**WHAT NEEDS TO BE DONE**
Read the entries below and pull out each line with the string "within".

**DATASET RECORDS**
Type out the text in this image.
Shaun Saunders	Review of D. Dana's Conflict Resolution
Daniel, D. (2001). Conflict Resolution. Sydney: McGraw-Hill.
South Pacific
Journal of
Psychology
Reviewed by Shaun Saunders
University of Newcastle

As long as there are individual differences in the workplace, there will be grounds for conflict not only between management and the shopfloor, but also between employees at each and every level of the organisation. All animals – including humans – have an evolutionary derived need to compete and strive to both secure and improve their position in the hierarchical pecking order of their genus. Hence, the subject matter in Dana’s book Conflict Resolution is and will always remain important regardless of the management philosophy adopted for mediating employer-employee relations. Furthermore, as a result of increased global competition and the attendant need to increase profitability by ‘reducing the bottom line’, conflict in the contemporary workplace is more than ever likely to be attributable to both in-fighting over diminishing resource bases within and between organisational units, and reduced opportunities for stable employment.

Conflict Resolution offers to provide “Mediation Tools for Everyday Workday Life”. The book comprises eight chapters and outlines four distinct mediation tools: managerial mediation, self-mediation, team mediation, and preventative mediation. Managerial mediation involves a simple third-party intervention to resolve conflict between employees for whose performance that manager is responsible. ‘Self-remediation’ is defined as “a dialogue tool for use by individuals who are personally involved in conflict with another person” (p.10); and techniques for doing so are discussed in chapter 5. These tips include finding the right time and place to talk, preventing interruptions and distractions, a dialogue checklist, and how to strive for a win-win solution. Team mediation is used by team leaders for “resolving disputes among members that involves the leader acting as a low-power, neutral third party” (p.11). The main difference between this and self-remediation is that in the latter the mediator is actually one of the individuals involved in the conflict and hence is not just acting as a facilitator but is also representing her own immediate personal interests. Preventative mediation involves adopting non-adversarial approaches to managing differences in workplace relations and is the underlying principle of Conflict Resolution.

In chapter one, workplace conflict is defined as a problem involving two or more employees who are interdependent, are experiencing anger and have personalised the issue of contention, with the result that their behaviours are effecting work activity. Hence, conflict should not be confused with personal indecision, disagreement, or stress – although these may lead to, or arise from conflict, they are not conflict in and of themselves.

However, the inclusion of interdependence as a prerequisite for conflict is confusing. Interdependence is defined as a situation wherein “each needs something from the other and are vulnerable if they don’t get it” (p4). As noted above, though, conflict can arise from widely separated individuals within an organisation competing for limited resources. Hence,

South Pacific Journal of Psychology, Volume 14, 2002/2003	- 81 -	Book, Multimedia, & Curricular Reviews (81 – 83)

**SOLUTION FOR THIS PROBLEM**
As long as there are individual differences in the workplace, there will be grounds for conflict not only between management and the shopfloor, but also between employees at each and every level of the organisation. All animals – including humans – have an evolutionary derived need to compete and strive to both secure and improve their position in the hierarchical pecking order of their genus. Hence, the subject matter in Dana’s book Conflict Resolution is and will always remain important regardless of the management philosophy adopted for mediating employer-employee relations. Furthermore, as a result of increased global competition and the attendant need to increase profitability by ‘reducing the bottom line’, conflict in the contemporary workplace is more than ever likely to be attributable to both in-fighting over diminishing resource bases within and between organisational units, and reduced opportunities for stable employment.
However, the inclusion of interdependence as a prerequisite for conflict is confusing. Interdependence is defined as a situation wherein “each needs something from the other and are vulnerable if they don’t get it” (p4). As noted above, though, conflict can arise from widely separated individuals within an organisation competing for limited resources. Hence,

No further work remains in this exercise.